Data entries:

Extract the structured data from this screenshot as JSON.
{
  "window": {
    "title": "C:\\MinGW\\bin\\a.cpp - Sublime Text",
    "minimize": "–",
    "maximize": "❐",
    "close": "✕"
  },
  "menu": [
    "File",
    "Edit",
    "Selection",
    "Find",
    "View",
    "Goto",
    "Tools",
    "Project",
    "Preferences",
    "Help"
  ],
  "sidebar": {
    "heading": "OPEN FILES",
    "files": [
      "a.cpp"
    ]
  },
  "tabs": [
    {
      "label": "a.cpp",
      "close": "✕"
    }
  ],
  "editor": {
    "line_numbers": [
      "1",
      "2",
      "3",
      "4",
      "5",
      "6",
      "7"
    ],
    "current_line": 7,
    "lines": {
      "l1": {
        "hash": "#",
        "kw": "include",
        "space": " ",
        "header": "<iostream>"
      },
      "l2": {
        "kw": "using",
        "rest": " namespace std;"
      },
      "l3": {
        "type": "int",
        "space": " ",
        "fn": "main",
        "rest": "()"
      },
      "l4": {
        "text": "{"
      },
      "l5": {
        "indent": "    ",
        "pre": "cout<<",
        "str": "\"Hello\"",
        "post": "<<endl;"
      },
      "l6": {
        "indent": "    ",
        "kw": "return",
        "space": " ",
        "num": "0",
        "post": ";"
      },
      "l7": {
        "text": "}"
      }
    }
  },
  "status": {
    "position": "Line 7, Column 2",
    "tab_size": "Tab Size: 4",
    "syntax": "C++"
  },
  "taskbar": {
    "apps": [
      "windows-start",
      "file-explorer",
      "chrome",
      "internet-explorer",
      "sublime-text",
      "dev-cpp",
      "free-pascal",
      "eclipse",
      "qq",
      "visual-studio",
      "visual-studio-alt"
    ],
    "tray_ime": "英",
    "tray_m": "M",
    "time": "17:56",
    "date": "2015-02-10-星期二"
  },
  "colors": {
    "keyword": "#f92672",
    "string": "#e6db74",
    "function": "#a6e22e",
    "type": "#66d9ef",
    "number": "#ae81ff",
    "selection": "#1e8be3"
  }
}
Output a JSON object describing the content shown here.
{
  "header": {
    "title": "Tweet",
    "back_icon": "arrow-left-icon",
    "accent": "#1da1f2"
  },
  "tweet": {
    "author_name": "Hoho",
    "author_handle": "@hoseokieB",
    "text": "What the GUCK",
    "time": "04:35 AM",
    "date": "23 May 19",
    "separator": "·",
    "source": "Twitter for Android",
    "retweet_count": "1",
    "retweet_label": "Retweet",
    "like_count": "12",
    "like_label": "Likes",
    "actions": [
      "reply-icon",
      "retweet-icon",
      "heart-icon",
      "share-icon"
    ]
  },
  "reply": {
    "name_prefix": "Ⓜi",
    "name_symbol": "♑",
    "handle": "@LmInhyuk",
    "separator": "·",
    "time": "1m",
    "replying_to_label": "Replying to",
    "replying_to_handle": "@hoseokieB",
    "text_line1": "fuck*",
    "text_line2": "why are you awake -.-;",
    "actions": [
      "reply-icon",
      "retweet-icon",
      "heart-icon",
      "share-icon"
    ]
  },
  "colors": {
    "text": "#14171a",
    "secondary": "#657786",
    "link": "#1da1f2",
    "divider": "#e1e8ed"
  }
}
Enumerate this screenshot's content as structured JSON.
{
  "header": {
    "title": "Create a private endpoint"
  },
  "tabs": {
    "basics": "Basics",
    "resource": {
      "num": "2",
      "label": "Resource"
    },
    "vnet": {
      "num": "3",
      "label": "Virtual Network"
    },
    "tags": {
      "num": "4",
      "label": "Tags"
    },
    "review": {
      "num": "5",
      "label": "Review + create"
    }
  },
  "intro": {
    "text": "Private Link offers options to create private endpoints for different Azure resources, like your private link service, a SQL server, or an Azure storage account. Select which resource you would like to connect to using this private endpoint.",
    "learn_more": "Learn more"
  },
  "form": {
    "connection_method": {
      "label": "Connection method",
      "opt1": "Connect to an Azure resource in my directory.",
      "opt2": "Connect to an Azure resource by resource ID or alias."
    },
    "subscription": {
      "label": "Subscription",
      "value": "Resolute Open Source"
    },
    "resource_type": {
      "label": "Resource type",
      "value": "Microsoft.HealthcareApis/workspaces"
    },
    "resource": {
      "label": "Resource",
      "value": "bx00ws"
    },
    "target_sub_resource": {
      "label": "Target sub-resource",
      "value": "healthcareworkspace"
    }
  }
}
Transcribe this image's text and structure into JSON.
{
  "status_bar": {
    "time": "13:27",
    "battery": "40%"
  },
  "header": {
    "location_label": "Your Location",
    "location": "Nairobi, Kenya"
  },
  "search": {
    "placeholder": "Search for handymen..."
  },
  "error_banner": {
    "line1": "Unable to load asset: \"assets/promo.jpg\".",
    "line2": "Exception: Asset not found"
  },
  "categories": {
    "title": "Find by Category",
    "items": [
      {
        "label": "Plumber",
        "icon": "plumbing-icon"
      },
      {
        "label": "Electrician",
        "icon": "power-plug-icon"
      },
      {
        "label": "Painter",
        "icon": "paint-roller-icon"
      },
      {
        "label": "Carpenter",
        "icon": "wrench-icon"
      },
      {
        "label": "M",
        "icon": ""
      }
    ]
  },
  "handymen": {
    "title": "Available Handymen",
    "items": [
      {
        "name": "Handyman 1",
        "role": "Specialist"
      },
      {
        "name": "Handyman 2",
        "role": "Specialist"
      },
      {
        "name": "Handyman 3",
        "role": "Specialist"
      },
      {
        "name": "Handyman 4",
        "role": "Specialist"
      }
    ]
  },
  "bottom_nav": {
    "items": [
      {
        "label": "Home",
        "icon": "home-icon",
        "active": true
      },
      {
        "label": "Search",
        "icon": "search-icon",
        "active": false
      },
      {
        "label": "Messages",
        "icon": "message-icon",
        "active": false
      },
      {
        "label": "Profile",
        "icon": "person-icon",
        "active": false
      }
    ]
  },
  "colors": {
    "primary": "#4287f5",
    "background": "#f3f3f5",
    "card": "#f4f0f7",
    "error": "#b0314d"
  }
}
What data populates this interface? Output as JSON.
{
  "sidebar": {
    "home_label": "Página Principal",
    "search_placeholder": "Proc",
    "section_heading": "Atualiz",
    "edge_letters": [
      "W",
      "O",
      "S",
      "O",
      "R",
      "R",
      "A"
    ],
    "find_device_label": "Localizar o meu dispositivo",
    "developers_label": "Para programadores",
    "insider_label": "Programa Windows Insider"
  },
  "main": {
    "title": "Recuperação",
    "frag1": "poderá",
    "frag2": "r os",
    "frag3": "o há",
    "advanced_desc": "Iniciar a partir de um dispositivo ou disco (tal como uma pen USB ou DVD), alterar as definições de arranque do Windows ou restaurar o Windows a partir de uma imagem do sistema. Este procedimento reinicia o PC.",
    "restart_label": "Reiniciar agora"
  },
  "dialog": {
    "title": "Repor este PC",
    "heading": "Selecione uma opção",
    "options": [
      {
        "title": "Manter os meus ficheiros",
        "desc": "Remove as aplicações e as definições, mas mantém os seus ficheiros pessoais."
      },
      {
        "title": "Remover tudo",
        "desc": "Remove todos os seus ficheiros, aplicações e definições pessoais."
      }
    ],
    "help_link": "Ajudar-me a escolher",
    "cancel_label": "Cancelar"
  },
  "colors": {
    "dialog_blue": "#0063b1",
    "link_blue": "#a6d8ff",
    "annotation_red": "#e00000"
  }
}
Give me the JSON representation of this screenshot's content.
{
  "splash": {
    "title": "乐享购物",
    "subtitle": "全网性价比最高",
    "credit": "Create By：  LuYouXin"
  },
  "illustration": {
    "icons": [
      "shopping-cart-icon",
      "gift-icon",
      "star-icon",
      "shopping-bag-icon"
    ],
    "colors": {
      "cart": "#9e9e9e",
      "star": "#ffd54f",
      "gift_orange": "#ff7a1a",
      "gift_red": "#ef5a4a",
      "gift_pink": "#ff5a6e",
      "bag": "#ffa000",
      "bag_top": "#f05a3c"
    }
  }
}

§ **WHAT IS NEEDED**:
Pull every line containing "pessoais" from the data.

§ **TASK RESULT**:
        "desc": "Remove as aplicações e as definições, mas mantém os seus ficheiros pessoais."
        "desc": "Remove todos os seus ficheiros, aplicações e definições pessoais."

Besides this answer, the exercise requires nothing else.